» Source
Project Log: Half-Moon Cape

This weekend I finished a half-moon cape. This is the first project I’ve made which I intend to sell. I don’t have a store set up yet, but I will have once I have some more inventory. And I also am hoping to enter a few pieces (possibly including this one) in the art show at a Science Fiction & Fantasy Convention in May. I think it will look great with a corset!

I got the pattern for this from Joan in the Nebraska Knit & Crochet Guild. It’s super easy and I’ll put it here for you to use in a minute. The real trick is not the pattern but the yarn. Some patterns show off your skills and some just show off yarn – this is one of the later. Its fun because it gives you an opportunity to work with some yarns you usually don’t get to use very often. This is actually the second of these I made – the first was for my Mom for her birthday and was even more gorgeous (in my humble opinion).

Pattern: Start with by chaining 10 with an N hook. Hdc in 3rd ch from hook. Then hdc in each ch stitch across.  For the rest of the piece, hdc in each hdc across, adding 4 stitches every row (to ad st, 2 hdc in one st). Change colors when the mood takes you.

» Recorded data
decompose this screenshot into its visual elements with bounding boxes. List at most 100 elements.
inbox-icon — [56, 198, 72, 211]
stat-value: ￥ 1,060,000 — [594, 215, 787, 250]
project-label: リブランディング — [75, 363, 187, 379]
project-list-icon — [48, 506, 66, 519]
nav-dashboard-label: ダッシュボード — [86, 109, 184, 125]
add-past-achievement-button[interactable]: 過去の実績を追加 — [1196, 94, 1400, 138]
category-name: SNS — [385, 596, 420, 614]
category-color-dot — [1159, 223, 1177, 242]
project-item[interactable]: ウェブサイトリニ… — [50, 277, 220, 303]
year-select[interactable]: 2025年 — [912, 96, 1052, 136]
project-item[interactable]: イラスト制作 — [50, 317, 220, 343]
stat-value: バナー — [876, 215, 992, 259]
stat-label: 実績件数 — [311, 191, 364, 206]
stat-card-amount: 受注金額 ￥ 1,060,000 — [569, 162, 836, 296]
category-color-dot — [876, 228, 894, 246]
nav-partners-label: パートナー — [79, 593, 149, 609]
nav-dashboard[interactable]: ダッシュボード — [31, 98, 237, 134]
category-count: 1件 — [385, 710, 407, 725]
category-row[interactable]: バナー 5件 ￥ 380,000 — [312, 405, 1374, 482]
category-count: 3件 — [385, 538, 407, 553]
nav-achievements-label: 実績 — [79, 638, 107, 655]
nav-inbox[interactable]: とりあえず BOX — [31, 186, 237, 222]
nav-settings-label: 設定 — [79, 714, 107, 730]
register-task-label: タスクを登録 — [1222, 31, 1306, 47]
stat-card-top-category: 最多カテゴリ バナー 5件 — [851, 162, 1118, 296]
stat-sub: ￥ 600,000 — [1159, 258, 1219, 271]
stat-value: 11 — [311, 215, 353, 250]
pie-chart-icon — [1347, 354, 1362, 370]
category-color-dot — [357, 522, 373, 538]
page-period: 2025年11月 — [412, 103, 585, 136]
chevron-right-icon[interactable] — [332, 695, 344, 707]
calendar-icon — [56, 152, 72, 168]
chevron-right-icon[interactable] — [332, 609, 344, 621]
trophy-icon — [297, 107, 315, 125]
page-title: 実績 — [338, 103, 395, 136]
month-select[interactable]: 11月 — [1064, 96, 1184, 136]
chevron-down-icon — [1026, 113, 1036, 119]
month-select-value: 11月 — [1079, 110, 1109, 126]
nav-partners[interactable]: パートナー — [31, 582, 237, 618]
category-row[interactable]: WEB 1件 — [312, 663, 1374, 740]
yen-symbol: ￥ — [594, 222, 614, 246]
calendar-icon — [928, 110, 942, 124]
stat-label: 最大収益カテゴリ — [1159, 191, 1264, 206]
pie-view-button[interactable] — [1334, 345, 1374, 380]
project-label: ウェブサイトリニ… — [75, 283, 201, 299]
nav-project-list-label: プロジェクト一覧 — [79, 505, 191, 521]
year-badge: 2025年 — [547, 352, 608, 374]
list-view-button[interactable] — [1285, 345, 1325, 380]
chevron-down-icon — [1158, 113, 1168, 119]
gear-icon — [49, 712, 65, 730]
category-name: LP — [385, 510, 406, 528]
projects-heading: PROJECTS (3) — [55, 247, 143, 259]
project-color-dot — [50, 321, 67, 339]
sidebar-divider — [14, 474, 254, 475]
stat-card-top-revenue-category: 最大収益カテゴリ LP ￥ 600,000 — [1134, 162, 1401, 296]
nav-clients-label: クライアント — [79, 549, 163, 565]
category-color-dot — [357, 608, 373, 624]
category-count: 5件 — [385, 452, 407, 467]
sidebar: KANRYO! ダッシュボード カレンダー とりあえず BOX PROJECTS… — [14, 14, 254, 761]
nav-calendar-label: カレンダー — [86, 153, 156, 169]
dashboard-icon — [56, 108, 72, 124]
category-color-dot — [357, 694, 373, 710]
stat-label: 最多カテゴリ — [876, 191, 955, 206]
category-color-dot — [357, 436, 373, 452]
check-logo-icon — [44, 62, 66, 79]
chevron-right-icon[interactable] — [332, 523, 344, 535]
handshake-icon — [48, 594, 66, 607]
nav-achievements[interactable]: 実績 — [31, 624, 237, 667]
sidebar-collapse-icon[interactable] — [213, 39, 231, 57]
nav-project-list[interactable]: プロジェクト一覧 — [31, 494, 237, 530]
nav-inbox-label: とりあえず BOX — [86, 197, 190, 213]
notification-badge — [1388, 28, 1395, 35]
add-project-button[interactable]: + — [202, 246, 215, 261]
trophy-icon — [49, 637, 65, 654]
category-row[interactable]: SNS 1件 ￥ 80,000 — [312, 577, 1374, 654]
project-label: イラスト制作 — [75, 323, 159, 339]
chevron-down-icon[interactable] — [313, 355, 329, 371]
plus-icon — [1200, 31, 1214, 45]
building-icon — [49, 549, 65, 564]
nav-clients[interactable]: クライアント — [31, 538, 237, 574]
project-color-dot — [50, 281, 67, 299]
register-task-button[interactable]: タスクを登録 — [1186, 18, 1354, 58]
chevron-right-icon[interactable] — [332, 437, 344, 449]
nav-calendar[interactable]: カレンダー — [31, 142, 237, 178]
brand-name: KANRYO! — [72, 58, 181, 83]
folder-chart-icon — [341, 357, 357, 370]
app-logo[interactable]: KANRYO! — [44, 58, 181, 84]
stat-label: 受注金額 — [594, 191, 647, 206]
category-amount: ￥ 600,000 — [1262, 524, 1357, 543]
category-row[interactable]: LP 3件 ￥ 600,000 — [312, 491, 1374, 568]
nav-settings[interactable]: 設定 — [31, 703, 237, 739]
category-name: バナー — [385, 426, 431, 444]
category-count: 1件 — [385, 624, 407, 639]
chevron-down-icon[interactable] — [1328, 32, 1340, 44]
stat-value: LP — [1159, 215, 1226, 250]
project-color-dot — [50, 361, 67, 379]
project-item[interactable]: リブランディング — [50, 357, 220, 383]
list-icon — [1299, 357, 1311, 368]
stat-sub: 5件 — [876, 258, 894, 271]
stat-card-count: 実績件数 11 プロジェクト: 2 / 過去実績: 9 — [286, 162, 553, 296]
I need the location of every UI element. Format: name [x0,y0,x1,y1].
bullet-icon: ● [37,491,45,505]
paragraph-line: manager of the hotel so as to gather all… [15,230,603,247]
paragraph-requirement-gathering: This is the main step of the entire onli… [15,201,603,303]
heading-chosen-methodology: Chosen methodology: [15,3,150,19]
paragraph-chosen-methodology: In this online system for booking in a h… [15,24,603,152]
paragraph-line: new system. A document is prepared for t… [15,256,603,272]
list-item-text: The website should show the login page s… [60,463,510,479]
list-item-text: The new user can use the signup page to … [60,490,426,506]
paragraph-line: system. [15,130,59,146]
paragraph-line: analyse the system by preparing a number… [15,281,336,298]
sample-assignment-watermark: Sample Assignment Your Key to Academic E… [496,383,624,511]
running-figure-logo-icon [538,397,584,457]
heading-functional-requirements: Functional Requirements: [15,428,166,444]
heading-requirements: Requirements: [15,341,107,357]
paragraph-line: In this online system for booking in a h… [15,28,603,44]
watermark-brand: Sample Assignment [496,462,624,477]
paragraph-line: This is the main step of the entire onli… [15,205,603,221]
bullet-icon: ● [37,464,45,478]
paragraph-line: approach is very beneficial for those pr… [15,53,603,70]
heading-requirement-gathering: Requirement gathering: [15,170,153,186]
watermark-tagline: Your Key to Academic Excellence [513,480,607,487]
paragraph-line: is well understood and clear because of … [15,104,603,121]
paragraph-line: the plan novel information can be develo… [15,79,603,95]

» Problem set
• A. Please repeat a passage of the half-moon cape project log word for word, beginning at the words "This weekend I" and stopping after "my humble opinion).".
• B. Reproduce lines of the listing exactly, beginning at its first line and stopping after the line that has "nav-dashboard-label: ダッシュボード —".

» Exercise responses
• A.
This weekend I finished a half-moon cape. This is the first project I’ve made which I intend to sell. I don’t have a store set up yet, but I will have once I have some more inventory. And I also am hoping to enter a few pieces (possibly including this one) in the art show at a Science Fiction & Fantasy Convention in May. I think it will look great with a corset!

I got the pattern for this from Joan in the Nebraska Knit & Crochet Guild. It’s super easy and I’ll put it here for you to use in a minute. The real trick is not the pattern but the yarn. Some patterns show off your skills and some just show off yarn – this is one of the later. Its fun because it gives you an opportunity to work with some yarns you usually don’t get to use very often. This is actually the second of these I made – the first was for my Mom for her birthday and was even more gorgeous (in my humble opinion).

• B.
decompose this screenshot into its visual elements with bounding boxes. List at most 100 elements.
inbox-icon — [56, 198, 72, 211]
stat-value: ￥ 1,060,000 — [594, 215, 787, 250]
project-label: リブランディング — [75, 363, 187, 379]
project-list-icon — [48, 506, 66, 519]
nav-dashboard-label: ダッシュボード — [86, 109, 184, 125]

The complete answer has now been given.